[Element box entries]
▶

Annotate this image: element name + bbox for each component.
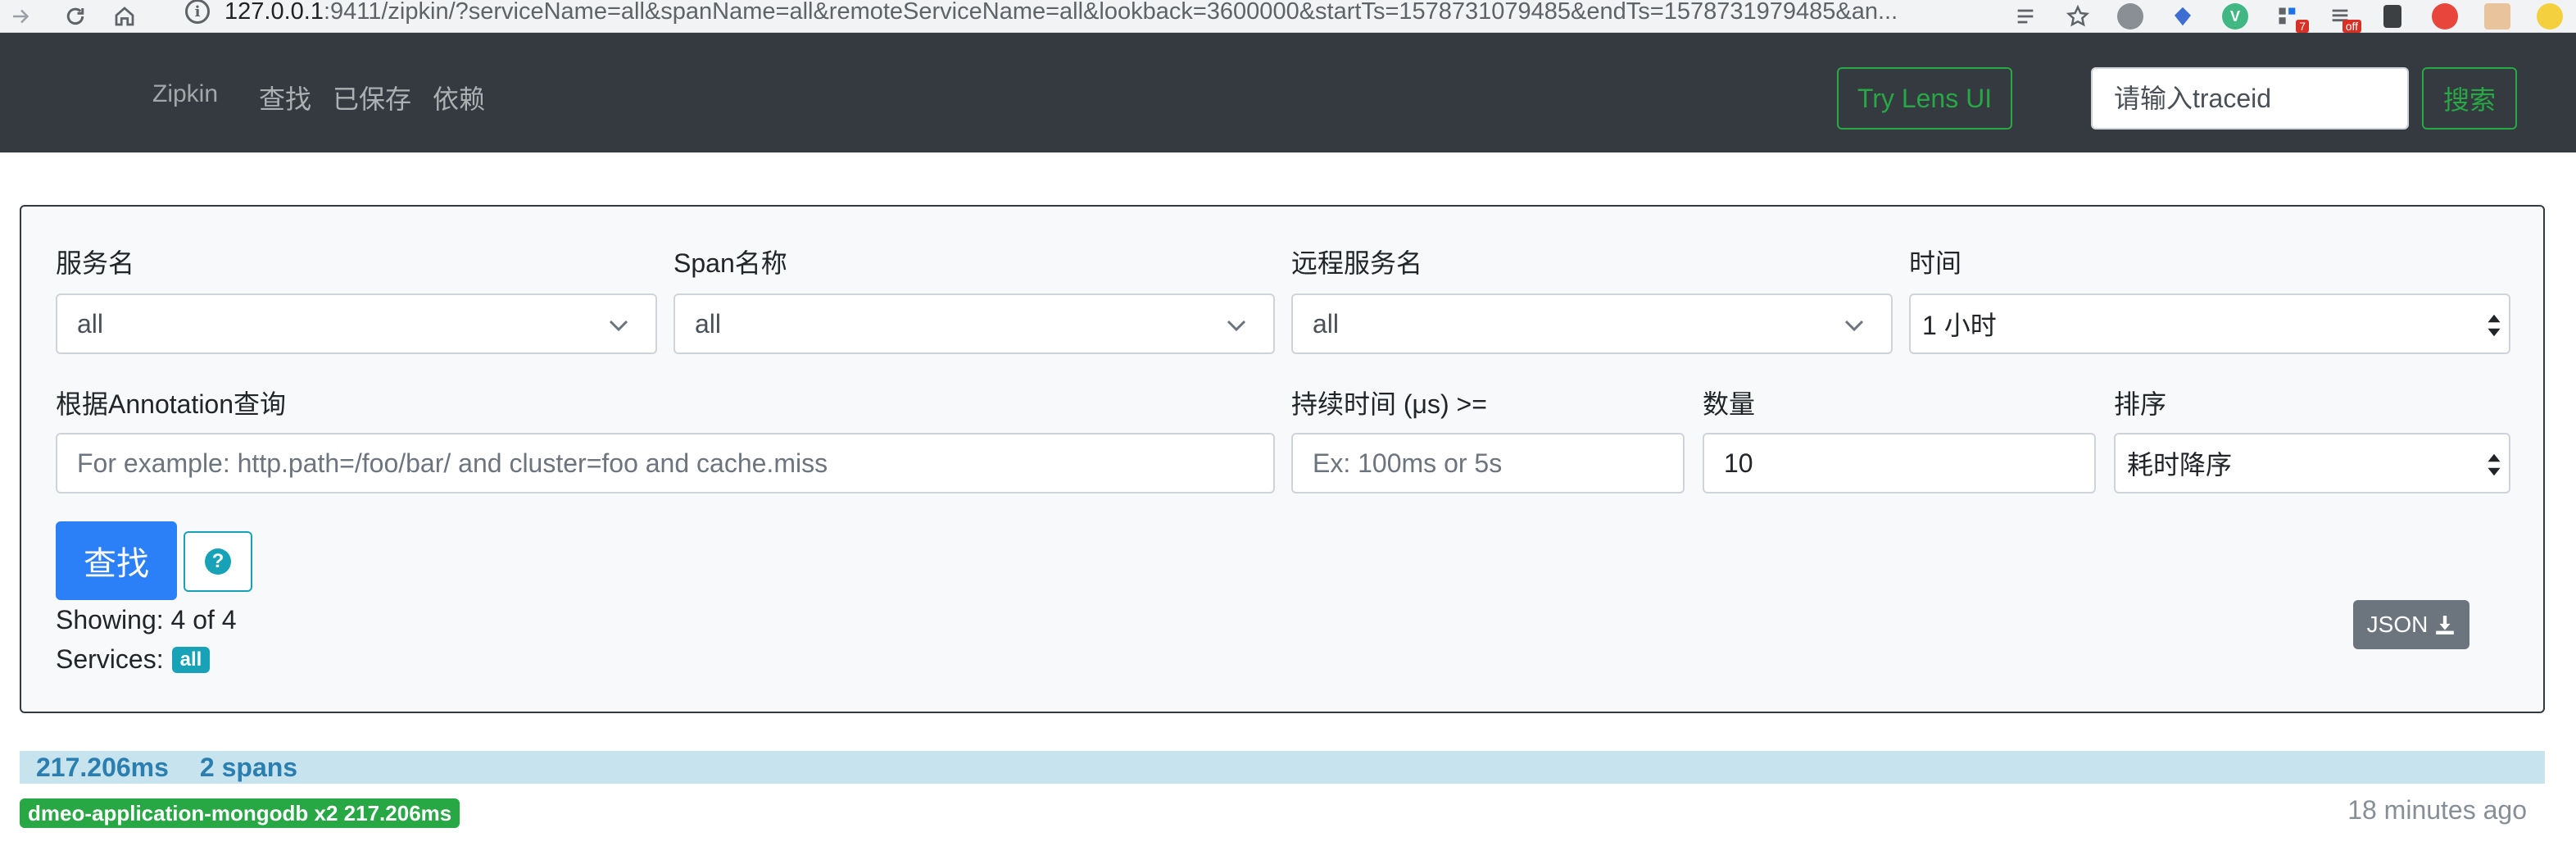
sort-select[interactable]: 耗时降序: [2114, 433, 2510, 494]
bookmark-star-icon[interactable]: [2052, 0, 2104, 33]
json-download-button[interactable]: JSON: [2353, 600, 2469, 649]
extension-face-icon[interactable]: [2471, 0, 2524, 33]
trace-duration: 217.206ms: [36, 752, 169, 782]
trace-time-ago: 18 minutes ago: [2347, 795, 2527, 825]
download-icon: [2436, 616, 2455, 634]
service-name-label: 服务名: [56, 248, 135, 278]
trace-span-count: 2 spans: [199, 752, 298, 782]
time-label: 时间: [1909, 248, 1962, 278]
services-row: Services: all: [56, 644, 211, 675]
sort-label: 排序: [2114, 389, 2167, 419]
brand-zipkin[interactable]: Zipkin: [152, 80, 218, 108]
span-name-select[interactable]: all: [673, 293, 1275, 354]
reload-icon[interactable]: [54, 0, 97, 33]
question-icon: ?: [205, 548, 231, 575]
duration-label: 持续时间 (μs) >=: [1291, 389, 1487, 419]
reading-list-icon[interactable]: [1999, 0, 2052, 33]
extension-badge-off: off: [2342, 20, 2361, 33]
extension-grid-icon[interactable]: 7: [2261, 0, 2314, 33]
zipkin-navbar: Zipkin 查找 已保存 依赖 Try Lens UI 搜索: [0, 33, 2576, 152]
service-name-select[interactable]: all: [56, 293, 657, 354]
remote-service-value: all: [1313, 308, 1340, 339]
site-info-icon[interactable]: i: [185, 0, 210, 24]
annotation-query-input[interactable]: [56, 433, 1275, 494]
extension-dark-icon[interactable]: [2366, 0, 2419, 33]
query-form-card: 服务名 all Span名称 all 远程服务名 all 时间 1 小时 根据A…: [20, 205, 2545, 713]
json-button-label: JSON: [2366, 612, 2429, 637]
span-name-value: all: [695, 308, 722, 339]
extension-list-icon[interactable]: off: [2314, 0, 2366, 33]
remote-service-select[interactable]: all: [1291, 293, 1893, 354]
sort-value: 耗时降序: [2127, 450, 2233, 480]
chevron-down-icon: [609, 320, 628, 332]
span-name-label: Span名称: [673, 248, 787, 278]
limit-label: 数量: [1703, 389, 1756, 419]
service-name-value: all: [77, 308, 104, 339]
services-label: Services:: [56, 644, 164, 674]
extension-diamond-icon[interactable]: [2156, 0, 2209, 33]
extension-red-icon[interactable]: [2419, 0, 2471, 33]
annotation-label: 根据Annotation查询: [56, 389, 287, 419]
traceid-input[interactable]: [2091, 67, 2409, 130]
find-traces-button[interactable]: 查找: [56, 521, 177, 600]
remote-service-label: 远程服务名: [1291, 248, 1423, 278]
try-lens-ui-button[interactable]: Try Lens UI: [1837, 67, 2012, 130]
duration-input[interactable]: [1291, 433, 1685, 494]
extension-gray-icon[interactable]: [2104, 0, 2156, 33]
url-text[interactable]: 127.0.0.1:9411/zipkin/?serviceName=all&s…: [224, 0, 1929, 25]
trace-service-tag: dmeo-application-mongodb x2 217.206ms: [20, 798, 460, 828]
address-bar[interactable]: i 127.0.0.1:9411/zipkin/?serviceName=all…: [174, 0, 2025, 28]
home-icon[interactable]: [103, 0, 146, 33]
showing-count: Showing: 4 of 4: [56, 605, 237, 634]
service-badge-all[interactable]: all: [171, 646, 211, 673]
extension-vue-icon[interactable]: V: [2209, 0, 2261, 33]
profile-avatar-icon[interactable]: [2524, 0, 2576, 33]
select-arrows-icon: [2488, 453, 2501, 476]
nav-link-find[interactable]: 查找: [259, 79, 311, 116]
chevron-down-icon: [1844, 320, 1864, 332]
extension-badge-count: 7: [2296, 20, 2309, 33]
trace-search-button[interactable]: 搜索: [2422, 67, 2517, 130]
trace-result-bar[interactable]: 217.206ms 2 spans: [20, 751, 2545, 784]
time-select[interactable]: 1 小时: [1909, 293, 2510, 354]
chevron-down-icon: [1227, 320, 1246, 332]
browser-toolbar: i 127.0.0.1:9411/zipkin/?serviceName=all…: [0, 0, 2576, 33]
forward-icon[interactable]: [0, 0, 43, 33]
nav-links: 查找 已保存 依赖: [259, 79, 485, 116]
time-value: 1 小时: [1922, 311, 1997, 340]
select-arrows-icon: [2488, 314, 2501, 337]
nav-link-dependencies[interactable]: 依赖: [433, 79, 485, 116]
help-button[interactable]: ?: [184, 531, 252, 592]
nav-link-saved[interactable]: 已保存: [333, 79, 411, 116]
limit-input[interactable]: [1703, 433, 2096, 494]
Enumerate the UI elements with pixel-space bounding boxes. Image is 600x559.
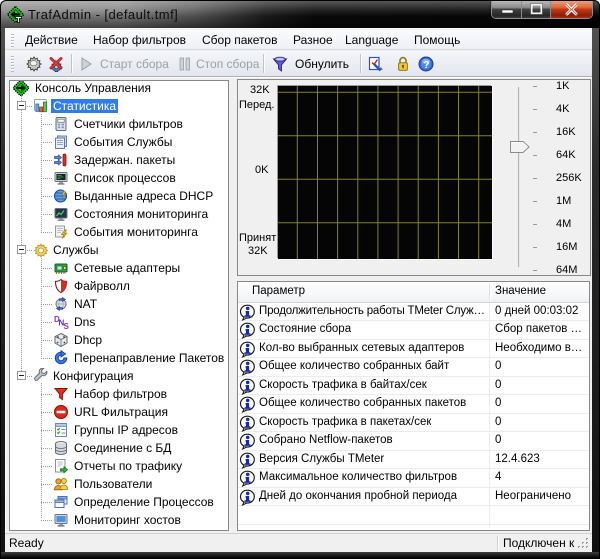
svg-text:?: ? — [423, 60, 429, 71]
svg-text:S: S — [64, 322, 70, 330]
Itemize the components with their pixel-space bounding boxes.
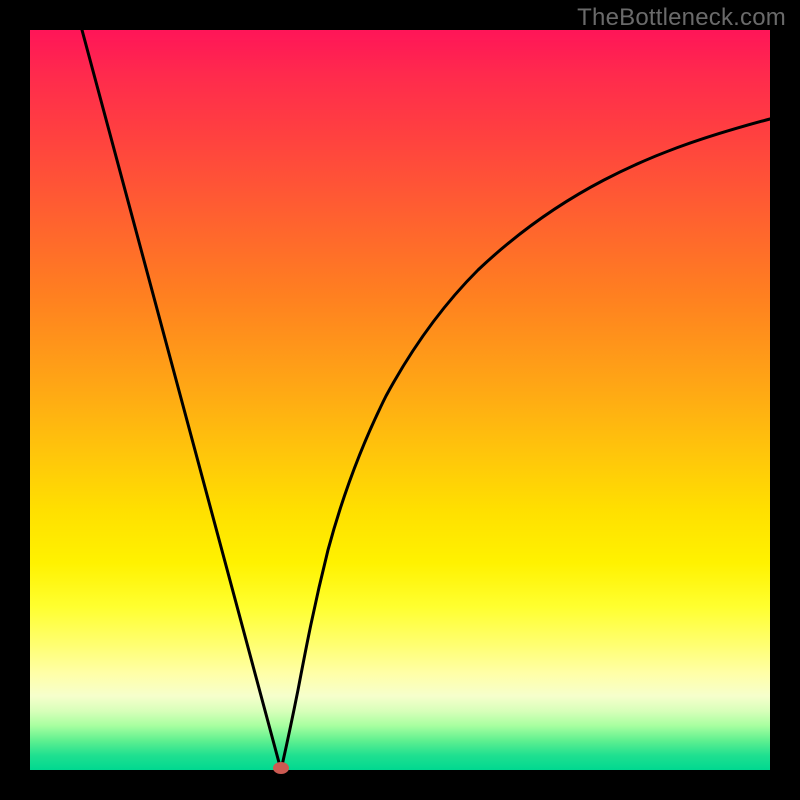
watermark-label: TheBottleneck.com	[577, 4, 786, 32]
plot-area	[30, 30, 770, 770]
bottleneck-curve	[30, 30, 770, 770]
curve-left-branch	[82, 30, 281, 770]
chart-frame: TheBottleneck.com	[0, 0, 800, 800]
curve-right-branch	[281, 119, 770, 770]
minimum-marker	[273, 762, 289, 774]
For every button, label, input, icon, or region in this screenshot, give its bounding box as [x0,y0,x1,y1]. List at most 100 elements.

◀

§ Brief:
Reproduce every line of these entries without changes, omitting the pictures.

§ Written solution:
Annotate this image: element name + bbox for each component.
sort-select[interactable]: 耗时降序: [2114, 433, 2510, 494]
bookmark-star-icon[interactable]: [2052, 0, 2104, 33]
json-download-button[interactable]: JSON: [2353, 600, 2469, 649]
extension-face-icon[interactable]: [2471, 0, 2524, 33]
trace-duration: 217.206ms: [36, 752, 169, 782]
trace-time-ago: 18 minutes ago: [2347, 795, 2527, 825]
download-icon: [2436, 616, 2455, 634]
service-name-label: 服务名: [56, 248, 135, 278]
trace-span-count: 2 spans: [199, 752, 298, 782]
time-label: 时间: [1909, 248, 1962, 278]
services-row: Services: all: [56, 644, 211, 675]
sort-label: 排序: [2114, 389, 2167, 419]
brand-zipkin[interactable]: Zipkin: [152, 80, 218, 108]
span-name-select[interactable]: all: [673, 293, 1275, 354]
reload-icon[interactable]: [54, 0, 97, 33]
question-icon: ?: [205, 548, 231, 575]
duration-label: 持续时间 (μs) >=: [1291, 389, 1487, 419]
reading-list-icon[interactable]: [1999, 0, 2052, 33]
extension-badge-off: off: [2342, 20, 2361, 33]
extension-grid-icon[interactable]: 7: [2261, 0, 2314, 33]
zipkin-navbar: Zipkin 查找 已保存 依赖 Try Lens UI 搜索: [0, 33, 2576, 152]
service-name-select[interactable]: all: [56, 293, 657, 354]
remote-service-value: all: [1313, 308, 1340, 339]
site-info-icon[interactable]: i: [185, 0, 210, 24]
annotation-query-input[interactable]: [56, 433, 1275, 494]
extension-dark-icon[interactable]: [2366, 0, 2419, 33]
query-form-card: 服务名 all Span名称 all 远程服务名 all 时间 1 小时 根据A…: [20, 205, 2545, 713]
json-button-label: JSON: [2366, 612, 2429, 637]
span-name-value: all: [695, 308, 722, 339]
extension-list-icon[interactable]: off: [2314, 0, 2366, 33]
remote-service-select[interactable]: all: [1291, 293, 1893, 354]
sort-value: 耗时降序: [2127, 450, 2233, 480]
chevron-down-icon: [609, 320, 628, 332]
span-name-label: Span名称: [673, 248, 787, 278]
limit-label: 数量: [1703, 389, 1756, 419]
service-name-value: all: [77, 308, 104, 339]
services-label: Services:: [56, 644, 164, 674]
extension-diamond-icon[interactable]: [2156, 0, 2209, 33]
extension-red-icon[interactable]: [2419, 0, 2471, 33]
annotation-label: 根据Annotation查询: [56, 389, 287, 419]
traceid-input[interactable]: [2091, 67, 2409, 130]
find-traces-button[interactable]: 查找: [56, 521, 177, 600]
remote-service-label: 远程服务名: [1291, 248, 1423, 278]
try-lens-ui-button[interactable]: Try Lens UI: [1837, 67, 2012, 130]
duration-input[interactable]: [1291, 433, 1685, 494]
extension-gray-icon[interactable]: [2104, 0, 2156, 33]
url-text[interactable]: 127.0.0.1:9411/zipkin/?serviceName=all&s…: [224, 0, 1929, 25]
trace-service-tag: dmeo-application-mongodb x2 217.206ms: [20, 798, 460, 828]
address-bar[interactable]: i 127.0.0.1:9411/zipkin/?serviceName=all…: [174, 0, 2025, 28]
home-icon[interactable]: [103, 0, 146, 33]
showing-count: Showing: 4 of 4: [56, 605, 237, 634]
service-badge-all[interactable]: all: [171, 646, 211, 673]
extension-vue-icon[interactable]: V: [2209, 0, 2261, 33]
profile-avatar-icon[interactable]: [2524, 0, 2576, 33]
select-arrows-icon: [2488, 453, 2501, 476]
nav-link-find[interactable]: 查找: [259, 79, 311, 116]
chevron-down-icon: [1844, 320, 1864, 332]
extension-badge-count: 7: [2296, 20, 2309, 33]
trace-search-button[interactable]: 搜索: [2422, 67, 2517, 130]
trace-result-bar[interactable]: 217.206ms 2 spans: [20, 751, 2545, 784]
time-select[interactable]: 1 小时: [1909, 293, 2510, 354]
chevron-down-icon: [1227, 320, 1246, 332]
browser-toolbar: i 127.0.0.1:9411/zipkin/?serviceName=all…: [0, 0, 2576, 33]
forward-icon[interactable]: [0, 0, 43, 33]
nav-links: 查找 已保存 依赖: [259, 79, 485, 116]
time-value: 1 小时: [1922, 311, 1997, 340]
select-arrows-icon: [2488, 314, 2501, 337]
nav-link-dependencies[interactable]: 依赖: [433, 79, 485, 116]
help-button[interactable]: ?: [184, 531, 252, 592]
nav-link-saved[interactable]: 已保存: [333, 79, 411, 116]
limit-input[interactable]: [1703, 433, 2096, 494]
Enumerate the UI elements with pixel-space bounding boxes. Image is 600x559.
svg-text:?: ? — [423, 60, 429, 71]
svg-text:S: S — [64, 322, 70, 330]
Itemize the components with their pixel-space bounding boxes.
watermark-label: TheBottleneck.com	[577, 4, 786, 32]
plot-area	[30, 30, 770, 770]
bottleneck-curve	[30, 30, 770, 770]
curve-left-branch	[82, 30, 281, 770]
chart-frame: TheBottleneck.com	[0, 0, 800, 800]
curve-right-branch	[281, 119, 770, 770]
minimum-marker	[273, 762, 289, 774]
For every button, label, input, icon, or region in this screenshot, give its bounding box as [x0,y0,x1,y1]. List at most 100 elements.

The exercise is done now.